* THE REQUEST
Return the whole listing, line for line, without the pictures in it.
-- START --
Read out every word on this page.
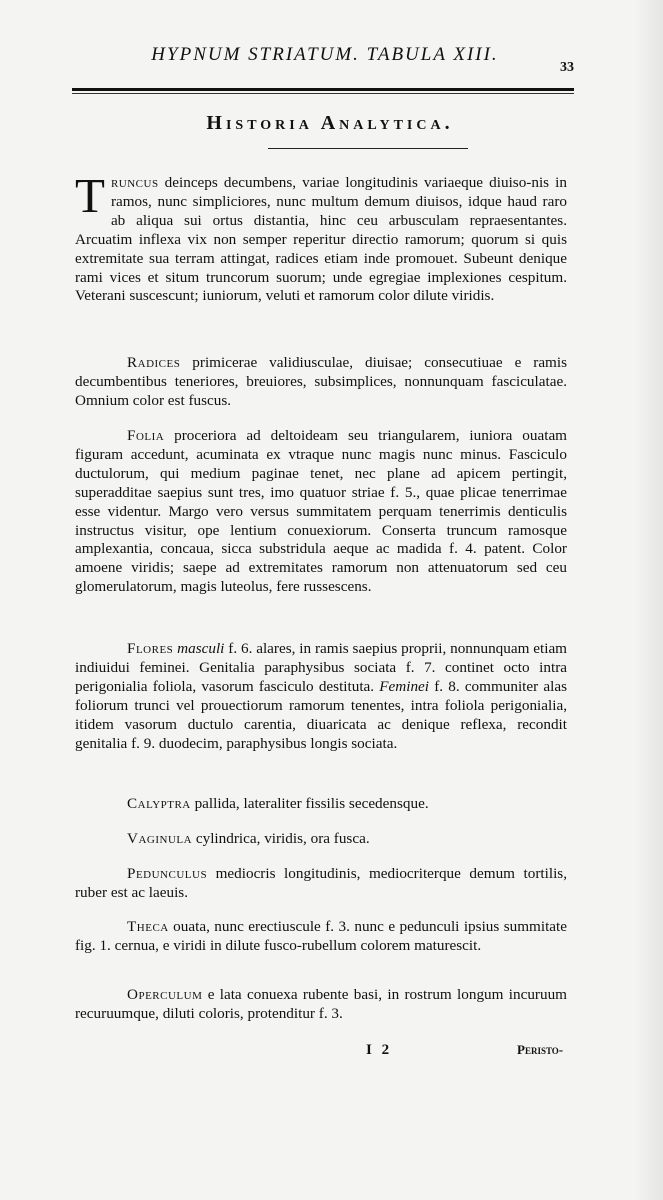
HYPNUM STRIATUM. TABULA XIII.
33
Historia Analytica.
Truncus deinceps decumbens, variae longitudinis variaeque diuiso-nis in ramos, nunc simpliciores, nunc multum demum diuisos, idque haud raro ab aliqua sui ortus distantia, hinc ceu arbusculam repraesentantes. Arcuatim inflexa vix non semper reperitur directio ramorum; quorum si quis extremitate sua terram attingat, radices etiam inde promouet. Subeunt denique rami vices et situm truncorum suorum; unde egregiae implexiones cespitum. Veterani suscescunt; iuniorum, veluti et ramorum color dilute viridis.
Radices primicerae validiusculae, diuisae; consecutiuae e ramis decumbentibus teneriores, breuiores, subsimplices, nonnunquam fasciculatae. Omnium color est fuscus.
Folia proceriora ad deltoideam seu triangularem, iuniora ouatam figuram accedunt, acuminata ex vtraque nunc magis nunc minus. Fasciculo ductulorum, qui medium paginae tenet, nec plane ad apicem pertingit, superadditae saepius sunt tres, imo quatuor striae f. 5., quae plicae tenerrimae esse videntur. Margo vero versus summitatem perquam tenerrimis denticulis instructus visitur, ope lentium conuexiorum. Conserta truncum ramosque amplexantia, concaua, sicca substridula aeque ac madida f. 4. patent. Color amoene viridis; saepe ad extremitates ramorum non attenuatorum sed ceu glomerulatorum, magis luteolus, fere russescens.
Flores masculi f. 6. alares, in ramis saepius proprii, nonnunquam etiam indiuidui feminei. Genitalia paraphysibus sociata f. 7. continet octo intra perigonialia foliola, vasorum fasciculo destituta. Feminei f. 8. communiter alas foliorum trunci vel prouectiorum ramorum tenentes, intra foliola perigonialia, itidem vasorum ductulo carentia, diuaricata ac denique reflexa, recondit genitalia f. 9. duodecim, paraphysibus longis sociata.
Calyptra pallida, lateraliter fissilis secedensque.
Vaginula cylindrica, viridis, ora fusca.
Pedunculus mediocris longitudinis, mediocriterque demum tortilis, ruber est ac laeuis.
Theca ouata, nunc erectiuscule f. 3. nunc e pedunculi ipsius summitate fig. 1. cernua, e viridi in dilute fusco-rubellum colorem maturescit.
Operculum e lata conuexa rubente basi, in rostrum longum incuruum recuruumque, diluti coloris, protenditur f. 3.
I 2	Peristo-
-- END --
* TASK RESPONSE
Read out every word on this page.
HYPNUM STRIATUM. TABULA XIII.
33
Historia Analytica.
Truncus deinceps decumbens, variae longitudinis variaeque diuiso-nis in ramos, nunc simpliciores, nunc multum demum diuisos, idque haud raro ab aliqua sui ortus distantia, hinc ceu arbusculam repraesentantes. Arcuatim inflexa vix non semper reperitur directio ramorum; quorum si quis extremitate sua terram attingat, radices etiam inde promouet. Subeunt denique rami vices et situm truncorum suorum; unde egregiae implexiones cespitum. Veterani suscescunt; iuniorum, veluti et ramorum color dilute viridis.
Radices primicerae validiusculae, diuisae; consecutiuae e ramis decumbentibus teneriores, breuiores, subsimplices, nonnunquam fasciculatae. Omnium color est fuscus.
Folia proceriora ad deltoideam seu triangularem, iuniora ouatam figuram accedunt, acuminata ex vtraque nunc magis nunc minus. Fasciculo ductulorum, qui medium paginae tenet, nec plane ad apicem pertingit, superadditae saepius sunt tres, imo quatuor striae f. 5., quae plicae tenerrimae esse videntur. Margo vero versus summitatem perquam tenerrimis denticulis instructus visitur, ope lentium conuexiorum. Conserta truncum ramosque amplexantia, concaua, sicca substridula aeque ac madida f. 4. patent. Color amoene viridis; saepe ad extremitates ramorum non attenuatorum sed ceu glomerulatorum, magis luteolus, fere russescens.
Flores masculi f. 6. alares, in ramis saepius proprii, nonnunquam etiam indiuidui feminei. Genitalia paraphysibus sociata f. 7. continet octo intra perigonialia foliola, vasorum fasciculo destituta. Feminei f. 8. communiter alas foliorum trunci vel prouectiorum ramorum tenentes, intra foliola perigonialia, itidem vasorum ductulo carentia, diuaricata ac denique reflexa, recondit genitalia f. 9. duodecim, paraphysibus longis sociata.
Calyptra pallida, lateraliter fissilis secedensque.
Vaginula cylindrica, viridis, ora fusca.
Pedunculus mediocris longitudinis, mediocriterque demum tortilis, ruber est ac laeuis.
Theca ouata, nunc erectiuscule f. 3. nunc e pedunculi ipsius summitate fig. 1. cernua, e viridi in dilute fusco-rubellum colorem maturescit.
Operculum e lata conuexa rubente basi, in rostrum longum incuruum recuruumque, diluti coloris, protenditur f. 3.
I 2	Peristo-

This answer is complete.